## [WHAT IS EXPECTED]
Work through the data line by line, gathering every line that has the word "text".

## [GIVEN ENTRIES]
·····
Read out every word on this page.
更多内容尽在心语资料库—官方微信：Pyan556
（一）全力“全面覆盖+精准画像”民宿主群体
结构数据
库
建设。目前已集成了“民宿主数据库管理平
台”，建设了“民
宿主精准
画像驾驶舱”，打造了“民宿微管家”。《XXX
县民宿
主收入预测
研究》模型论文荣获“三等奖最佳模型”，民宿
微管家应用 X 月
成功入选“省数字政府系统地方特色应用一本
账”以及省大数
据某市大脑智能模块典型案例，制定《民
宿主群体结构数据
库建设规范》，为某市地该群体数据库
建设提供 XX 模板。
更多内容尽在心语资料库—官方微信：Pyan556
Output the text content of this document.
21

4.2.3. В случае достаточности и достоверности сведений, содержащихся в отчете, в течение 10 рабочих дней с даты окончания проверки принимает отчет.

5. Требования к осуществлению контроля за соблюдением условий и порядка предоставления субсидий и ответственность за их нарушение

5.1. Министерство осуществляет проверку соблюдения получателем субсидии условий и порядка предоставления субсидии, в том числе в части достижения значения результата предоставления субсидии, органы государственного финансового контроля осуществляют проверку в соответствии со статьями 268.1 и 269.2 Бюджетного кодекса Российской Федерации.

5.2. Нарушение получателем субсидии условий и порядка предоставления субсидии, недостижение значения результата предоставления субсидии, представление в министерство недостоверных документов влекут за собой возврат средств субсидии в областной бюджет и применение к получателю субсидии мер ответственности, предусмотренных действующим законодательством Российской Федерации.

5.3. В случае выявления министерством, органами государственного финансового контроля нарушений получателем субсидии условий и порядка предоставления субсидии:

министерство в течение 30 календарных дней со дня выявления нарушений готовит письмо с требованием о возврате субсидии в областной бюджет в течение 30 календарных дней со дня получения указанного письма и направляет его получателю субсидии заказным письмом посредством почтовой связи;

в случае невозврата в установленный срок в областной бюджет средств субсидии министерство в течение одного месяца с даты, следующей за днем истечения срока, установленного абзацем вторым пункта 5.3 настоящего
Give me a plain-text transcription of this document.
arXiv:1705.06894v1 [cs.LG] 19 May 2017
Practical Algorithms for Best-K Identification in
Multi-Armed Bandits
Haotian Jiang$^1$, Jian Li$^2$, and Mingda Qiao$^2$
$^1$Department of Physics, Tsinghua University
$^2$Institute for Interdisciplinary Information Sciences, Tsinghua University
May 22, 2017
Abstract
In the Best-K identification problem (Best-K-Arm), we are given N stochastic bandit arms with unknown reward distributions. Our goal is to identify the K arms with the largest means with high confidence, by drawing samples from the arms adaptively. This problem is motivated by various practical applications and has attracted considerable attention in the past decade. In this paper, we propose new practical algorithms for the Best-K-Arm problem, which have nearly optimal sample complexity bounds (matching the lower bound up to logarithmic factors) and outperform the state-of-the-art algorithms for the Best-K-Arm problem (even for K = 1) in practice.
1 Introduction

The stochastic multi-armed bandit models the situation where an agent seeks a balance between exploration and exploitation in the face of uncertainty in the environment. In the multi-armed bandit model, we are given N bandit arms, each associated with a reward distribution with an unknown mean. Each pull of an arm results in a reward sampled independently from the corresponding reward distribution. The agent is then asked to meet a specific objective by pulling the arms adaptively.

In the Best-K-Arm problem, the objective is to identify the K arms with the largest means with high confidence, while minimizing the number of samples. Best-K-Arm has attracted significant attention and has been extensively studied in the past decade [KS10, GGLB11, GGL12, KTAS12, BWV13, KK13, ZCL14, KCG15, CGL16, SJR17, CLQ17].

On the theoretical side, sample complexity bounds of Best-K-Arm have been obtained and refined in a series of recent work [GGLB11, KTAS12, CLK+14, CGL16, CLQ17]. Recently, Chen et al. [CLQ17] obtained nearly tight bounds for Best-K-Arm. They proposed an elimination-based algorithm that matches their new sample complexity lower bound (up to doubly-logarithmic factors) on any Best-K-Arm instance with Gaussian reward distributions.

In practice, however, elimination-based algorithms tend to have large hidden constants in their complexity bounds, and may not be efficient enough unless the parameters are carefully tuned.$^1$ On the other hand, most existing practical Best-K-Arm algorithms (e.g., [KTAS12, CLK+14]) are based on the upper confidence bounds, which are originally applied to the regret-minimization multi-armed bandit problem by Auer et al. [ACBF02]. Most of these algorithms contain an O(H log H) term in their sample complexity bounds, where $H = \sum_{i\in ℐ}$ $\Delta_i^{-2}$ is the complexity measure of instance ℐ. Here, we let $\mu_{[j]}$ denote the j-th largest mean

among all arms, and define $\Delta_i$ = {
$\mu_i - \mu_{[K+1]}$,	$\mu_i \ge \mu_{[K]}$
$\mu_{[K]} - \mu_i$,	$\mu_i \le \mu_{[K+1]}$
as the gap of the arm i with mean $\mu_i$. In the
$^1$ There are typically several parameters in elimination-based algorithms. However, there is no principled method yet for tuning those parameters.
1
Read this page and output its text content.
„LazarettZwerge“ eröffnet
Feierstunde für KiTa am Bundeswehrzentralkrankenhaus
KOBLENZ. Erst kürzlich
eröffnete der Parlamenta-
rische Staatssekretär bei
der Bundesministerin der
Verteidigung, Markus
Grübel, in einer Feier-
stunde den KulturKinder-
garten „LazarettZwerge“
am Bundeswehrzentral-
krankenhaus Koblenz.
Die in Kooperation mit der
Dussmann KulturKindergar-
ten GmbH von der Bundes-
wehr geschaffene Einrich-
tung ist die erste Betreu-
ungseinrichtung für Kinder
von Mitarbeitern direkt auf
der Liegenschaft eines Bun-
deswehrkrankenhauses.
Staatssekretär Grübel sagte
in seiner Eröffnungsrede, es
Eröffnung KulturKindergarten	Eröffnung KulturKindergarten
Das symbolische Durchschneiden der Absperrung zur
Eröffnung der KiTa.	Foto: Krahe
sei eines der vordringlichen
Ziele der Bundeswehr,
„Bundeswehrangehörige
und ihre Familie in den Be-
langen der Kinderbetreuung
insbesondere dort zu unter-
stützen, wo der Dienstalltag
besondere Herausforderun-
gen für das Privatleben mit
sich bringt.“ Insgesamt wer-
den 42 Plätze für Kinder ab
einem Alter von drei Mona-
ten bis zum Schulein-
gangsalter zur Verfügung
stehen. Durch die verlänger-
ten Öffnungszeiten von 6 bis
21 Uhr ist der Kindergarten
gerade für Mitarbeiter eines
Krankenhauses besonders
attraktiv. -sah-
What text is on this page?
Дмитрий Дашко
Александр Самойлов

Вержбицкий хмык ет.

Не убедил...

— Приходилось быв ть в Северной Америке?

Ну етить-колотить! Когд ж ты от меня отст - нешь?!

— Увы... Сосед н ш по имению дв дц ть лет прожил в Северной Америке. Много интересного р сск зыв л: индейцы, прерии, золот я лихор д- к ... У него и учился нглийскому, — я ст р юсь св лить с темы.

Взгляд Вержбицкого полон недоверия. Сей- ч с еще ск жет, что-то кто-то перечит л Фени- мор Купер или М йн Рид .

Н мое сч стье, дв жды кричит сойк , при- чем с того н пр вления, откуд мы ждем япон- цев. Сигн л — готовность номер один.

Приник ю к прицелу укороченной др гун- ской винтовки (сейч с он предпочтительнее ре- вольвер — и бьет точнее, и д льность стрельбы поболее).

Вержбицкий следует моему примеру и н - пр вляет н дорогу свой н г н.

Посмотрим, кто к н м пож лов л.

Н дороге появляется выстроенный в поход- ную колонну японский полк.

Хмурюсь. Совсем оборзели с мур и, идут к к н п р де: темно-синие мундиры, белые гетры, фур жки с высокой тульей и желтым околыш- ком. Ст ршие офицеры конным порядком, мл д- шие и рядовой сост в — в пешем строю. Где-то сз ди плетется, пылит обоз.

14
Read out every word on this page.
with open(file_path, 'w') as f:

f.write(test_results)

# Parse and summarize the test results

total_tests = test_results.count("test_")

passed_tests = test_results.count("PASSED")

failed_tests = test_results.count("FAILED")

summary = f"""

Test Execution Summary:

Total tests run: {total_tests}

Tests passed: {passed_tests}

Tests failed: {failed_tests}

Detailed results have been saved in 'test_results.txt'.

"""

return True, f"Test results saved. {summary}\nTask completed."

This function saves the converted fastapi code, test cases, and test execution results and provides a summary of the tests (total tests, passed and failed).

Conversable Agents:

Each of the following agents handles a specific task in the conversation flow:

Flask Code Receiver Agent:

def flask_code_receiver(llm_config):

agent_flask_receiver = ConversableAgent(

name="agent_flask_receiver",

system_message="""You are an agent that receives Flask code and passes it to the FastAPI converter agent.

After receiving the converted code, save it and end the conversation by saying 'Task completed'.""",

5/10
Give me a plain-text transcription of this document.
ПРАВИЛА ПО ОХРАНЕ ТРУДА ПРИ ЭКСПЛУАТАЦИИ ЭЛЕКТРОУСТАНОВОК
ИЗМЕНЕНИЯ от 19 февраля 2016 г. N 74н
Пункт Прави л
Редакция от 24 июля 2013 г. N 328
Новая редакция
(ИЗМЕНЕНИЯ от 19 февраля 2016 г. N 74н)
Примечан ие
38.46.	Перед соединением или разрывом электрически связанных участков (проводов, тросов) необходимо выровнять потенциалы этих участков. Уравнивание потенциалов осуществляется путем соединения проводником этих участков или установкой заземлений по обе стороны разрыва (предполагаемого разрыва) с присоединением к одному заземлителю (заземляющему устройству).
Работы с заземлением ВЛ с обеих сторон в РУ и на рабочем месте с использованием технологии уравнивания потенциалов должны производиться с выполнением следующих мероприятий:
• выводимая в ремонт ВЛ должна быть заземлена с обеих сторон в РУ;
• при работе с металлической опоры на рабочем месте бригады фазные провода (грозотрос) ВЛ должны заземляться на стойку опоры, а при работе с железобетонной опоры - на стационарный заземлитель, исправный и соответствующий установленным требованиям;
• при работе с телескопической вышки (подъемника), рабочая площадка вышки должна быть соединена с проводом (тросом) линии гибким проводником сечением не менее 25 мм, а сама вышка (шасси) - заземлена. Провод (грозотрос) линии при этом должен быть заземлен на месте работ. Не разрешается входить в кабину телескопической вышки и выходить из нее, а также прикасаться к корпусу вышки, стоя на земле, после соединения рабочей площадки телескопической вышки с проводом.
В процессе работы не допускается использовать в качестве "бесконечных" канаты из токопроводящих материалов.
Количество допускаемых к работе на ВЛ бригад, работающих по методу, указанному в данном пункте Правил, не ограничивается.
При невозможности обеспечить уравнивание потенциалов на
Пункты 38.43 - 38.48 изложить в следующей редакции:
·····
## [RESPONSE TO THIS EXERCISE]
Output the text content of this document.
Give me a plain-text transcription of this document.
Read this page and output its text content.
What text is on this page?
Give me a plain-text transcription of this document.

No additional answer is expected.